- Task to carry out: Lines containing the word "JSON" should be extracted in full.

+++++

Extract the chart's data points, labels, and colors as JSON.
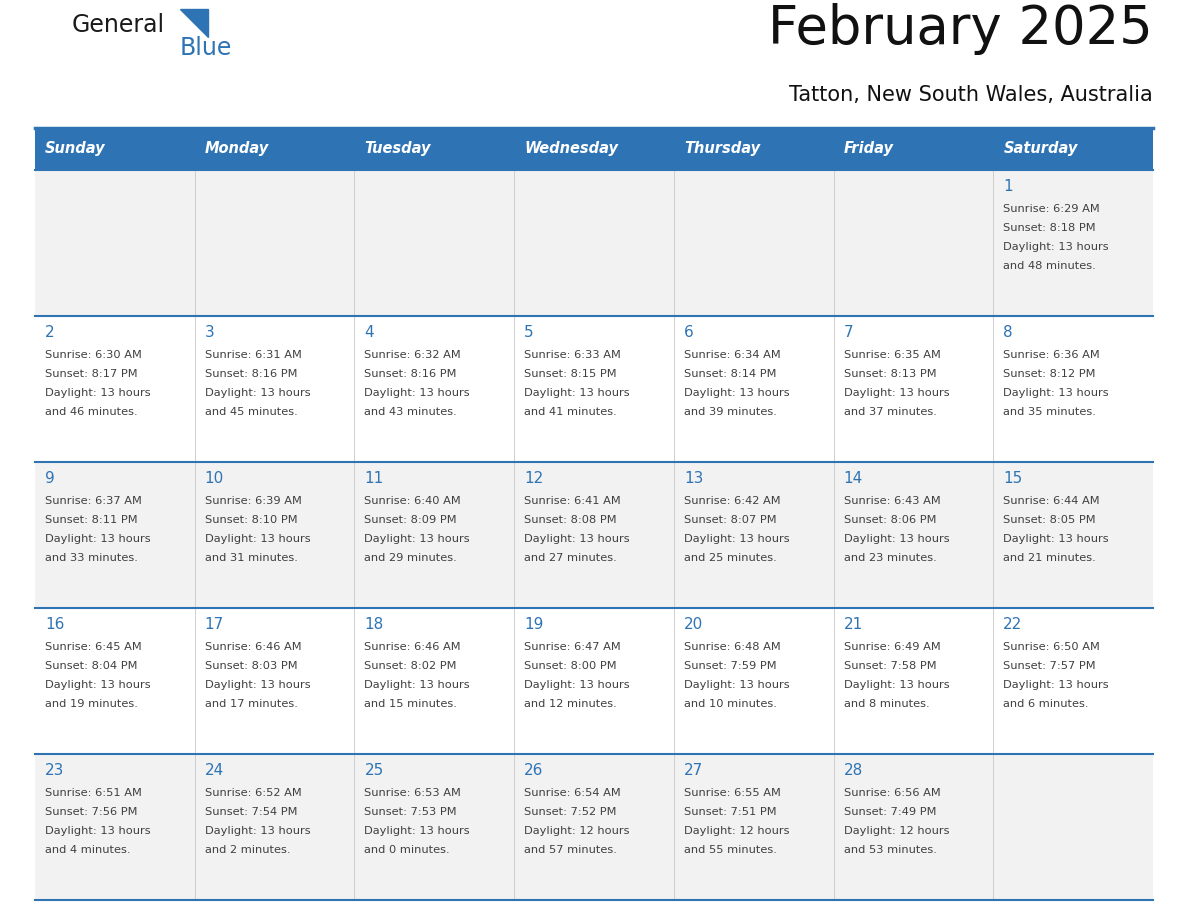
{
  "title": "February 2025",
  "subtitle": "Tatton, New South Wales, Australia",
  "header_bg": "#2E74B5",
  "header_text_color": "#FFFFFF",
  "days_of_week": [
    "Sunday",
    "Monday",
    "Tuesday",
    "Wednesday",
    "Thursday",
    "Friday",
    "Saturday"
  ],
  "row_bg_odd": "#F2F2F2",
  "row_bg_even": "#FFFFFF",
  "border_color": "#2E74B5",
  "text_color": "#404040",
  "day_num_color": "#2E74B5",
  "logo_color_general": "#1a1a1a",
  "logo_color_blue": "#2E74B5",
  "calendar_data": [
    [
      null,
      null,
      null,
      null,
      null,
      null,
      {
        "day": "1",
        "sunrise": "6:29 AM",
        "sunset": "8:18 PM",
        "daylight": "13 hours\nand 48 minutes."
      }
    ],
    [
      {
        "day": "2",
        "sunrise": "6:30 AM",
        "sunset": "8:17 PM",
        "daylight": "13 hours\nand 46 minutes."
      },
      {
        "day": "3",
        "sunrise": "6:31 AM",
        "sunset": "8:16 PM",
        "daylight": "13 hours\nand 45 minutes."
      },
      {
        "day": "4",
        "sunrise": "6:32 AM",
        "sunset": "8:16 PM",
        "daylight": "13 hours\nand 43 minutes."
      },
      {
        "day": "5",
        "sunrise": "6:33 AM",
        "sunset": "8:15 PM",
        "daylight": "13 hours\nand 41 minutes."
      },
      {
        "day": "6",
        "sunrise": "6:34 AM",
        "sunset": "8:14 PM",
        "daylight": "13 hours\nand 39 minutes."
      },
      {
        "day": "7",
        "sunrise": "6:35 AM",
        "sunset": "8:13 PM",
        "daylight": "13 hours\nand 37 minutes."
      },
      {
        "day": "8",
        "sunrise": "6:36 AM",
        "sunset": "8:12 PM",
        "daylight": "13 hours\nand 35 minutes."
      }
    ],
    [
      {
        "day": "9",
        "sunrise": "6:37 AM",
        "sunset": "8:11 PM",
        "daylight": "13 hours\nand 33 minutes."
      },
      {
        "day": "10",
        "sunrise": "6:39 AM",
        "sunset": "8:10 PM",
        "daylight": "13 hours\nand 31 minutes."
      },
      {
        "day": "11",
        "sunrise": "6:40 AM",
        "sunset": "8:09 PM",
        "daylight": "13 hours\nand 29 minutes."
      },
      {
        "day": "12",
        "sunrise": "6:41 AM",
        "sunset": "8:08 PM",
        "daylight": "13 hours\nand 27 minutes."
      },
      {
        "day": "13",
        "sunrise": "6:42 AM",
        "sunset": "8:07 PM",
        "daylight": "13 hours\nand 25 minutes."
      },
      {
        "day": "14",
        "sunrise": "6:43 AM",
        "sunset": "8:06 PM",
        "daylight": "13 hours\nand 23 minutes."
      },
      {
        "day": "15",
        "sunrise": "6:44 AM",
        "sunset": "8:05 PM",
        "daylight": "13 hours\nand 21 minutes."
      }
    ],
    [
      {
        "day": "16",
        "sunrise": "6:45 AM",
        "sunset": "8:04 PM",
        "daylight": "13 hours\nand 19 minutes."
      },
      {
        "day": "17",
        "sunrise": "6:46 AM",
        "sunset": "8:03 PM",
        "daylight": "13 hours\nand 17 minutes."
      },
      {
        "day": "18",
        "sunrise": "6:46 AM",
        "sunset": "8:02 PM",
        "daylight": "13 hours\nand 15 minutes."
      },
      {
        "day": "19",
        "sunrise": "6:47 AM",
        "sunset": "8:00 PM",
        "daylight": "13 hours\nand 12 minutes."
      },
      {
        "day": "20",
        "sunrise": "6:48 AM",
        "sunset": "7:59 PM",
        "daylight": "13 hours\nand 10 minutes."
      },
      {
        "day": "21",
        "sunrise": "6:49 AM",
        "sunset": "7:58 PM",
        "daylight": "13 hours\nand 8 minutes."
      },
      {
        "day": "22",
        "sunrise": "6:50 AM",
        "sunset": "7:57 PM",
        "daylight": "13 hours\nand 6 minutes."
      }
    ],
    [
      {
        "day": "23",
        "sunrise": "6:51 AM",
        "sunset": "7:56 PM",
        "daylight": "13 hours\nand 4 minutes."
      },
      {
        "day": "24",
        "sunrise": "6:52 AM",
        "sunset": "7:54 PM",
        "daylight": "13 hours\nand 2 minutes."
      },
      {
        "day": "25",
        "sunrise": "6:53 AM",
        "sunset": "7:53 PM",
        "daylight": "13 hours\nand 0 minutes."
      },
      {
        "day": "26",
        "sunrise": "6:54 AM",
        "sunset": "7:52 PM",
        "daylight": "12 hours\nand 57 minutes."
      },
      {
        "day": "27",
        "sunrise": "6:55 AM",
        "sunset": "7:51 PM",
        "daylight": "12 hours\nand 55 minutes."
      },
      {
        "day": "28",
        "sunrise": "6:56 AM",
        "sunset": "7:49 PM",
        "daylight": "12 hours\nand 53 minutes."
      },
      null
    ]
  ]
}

+++++

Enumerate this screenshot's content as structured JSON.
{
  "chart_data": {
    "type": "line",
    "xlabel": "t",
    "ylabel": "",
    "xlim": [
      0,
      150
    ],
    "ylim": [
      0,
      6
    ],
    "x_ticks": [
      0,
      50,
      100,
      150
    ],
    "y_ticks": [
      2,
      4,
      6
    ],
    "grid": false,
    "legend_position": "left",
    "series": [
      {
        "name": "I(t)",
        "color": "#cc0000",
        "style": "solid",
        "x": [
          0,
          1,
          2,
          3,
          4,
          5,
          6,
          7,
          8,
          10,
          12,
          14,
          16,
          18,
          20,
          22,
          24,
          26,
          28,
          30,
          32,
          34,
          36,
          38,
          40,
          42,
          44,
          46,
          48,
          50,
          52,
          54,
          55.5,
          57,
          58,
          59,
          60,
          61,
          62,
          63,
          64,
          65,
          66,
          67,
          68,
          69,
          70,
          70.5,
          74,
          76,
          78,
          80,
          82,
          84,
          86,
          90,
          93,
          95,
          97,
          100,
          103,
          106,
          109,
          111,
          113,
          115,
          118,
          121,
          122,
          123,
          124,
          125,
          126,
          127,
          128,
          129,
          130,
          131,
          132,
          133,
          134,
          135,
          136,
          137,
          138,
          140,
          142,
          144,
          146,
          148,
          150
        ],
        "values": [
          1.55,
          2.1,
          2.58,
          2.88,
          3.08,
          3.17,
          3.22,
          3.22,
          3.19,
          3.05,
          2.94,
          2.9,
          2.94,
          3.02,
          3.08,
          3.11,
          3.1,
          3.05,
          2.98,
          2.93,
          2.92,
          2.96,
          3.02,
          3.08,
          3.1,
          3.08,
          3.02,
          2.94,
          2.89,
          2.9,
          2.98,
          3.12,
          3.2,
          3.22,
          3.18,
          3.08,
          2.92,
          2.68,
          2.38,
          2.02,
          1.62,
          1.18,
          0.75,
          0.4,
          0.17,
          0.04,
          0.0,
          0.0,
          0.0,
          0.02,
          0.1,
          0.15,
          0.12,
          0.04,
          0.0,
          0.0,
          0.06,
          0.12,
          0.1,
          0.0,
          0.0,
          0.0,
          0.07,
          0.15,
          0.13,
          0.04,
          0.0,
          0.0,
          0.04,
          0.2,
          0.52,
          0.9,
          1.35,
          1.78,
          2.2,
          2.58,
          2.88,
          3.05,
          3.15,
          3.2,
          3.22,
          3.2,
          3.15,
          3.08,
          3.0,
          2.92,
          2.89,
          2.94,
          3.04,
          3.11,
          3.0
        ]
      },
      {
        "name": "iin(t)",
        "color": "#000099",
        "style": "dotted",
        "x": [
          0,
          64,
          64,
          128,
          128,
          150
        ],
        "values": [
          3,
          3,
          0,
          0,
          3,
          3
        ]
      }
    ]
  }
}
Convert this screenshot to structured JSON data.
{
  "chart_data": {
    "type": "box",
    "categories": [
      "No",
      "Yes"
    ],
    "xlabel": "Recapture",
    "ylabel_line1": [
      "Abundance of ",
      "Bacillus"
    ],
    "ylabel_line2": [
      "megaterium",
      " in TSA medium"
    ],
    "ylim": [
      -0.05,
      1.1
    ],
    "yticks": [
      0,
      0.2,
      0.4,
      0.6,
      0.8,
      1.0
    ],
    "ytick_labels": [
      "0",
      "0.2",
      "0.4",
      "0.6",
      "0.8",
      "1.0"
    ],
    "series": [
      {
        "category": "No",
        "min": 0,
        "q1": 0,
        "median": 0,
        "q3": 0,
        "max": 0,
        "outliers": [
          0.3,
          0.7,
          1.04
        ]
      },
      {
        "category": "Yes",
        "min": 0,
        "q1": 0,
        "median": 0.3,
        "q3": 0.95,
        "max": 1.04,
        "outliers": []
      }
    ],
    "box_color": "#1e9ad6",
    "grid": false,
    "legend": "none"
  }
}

+++++

- Task response:
Extract the chart's data points, labels, and colors as JSON.
Enumerate this screenshot's content as structured JSON.
Convert this screenshot to structured JSON data.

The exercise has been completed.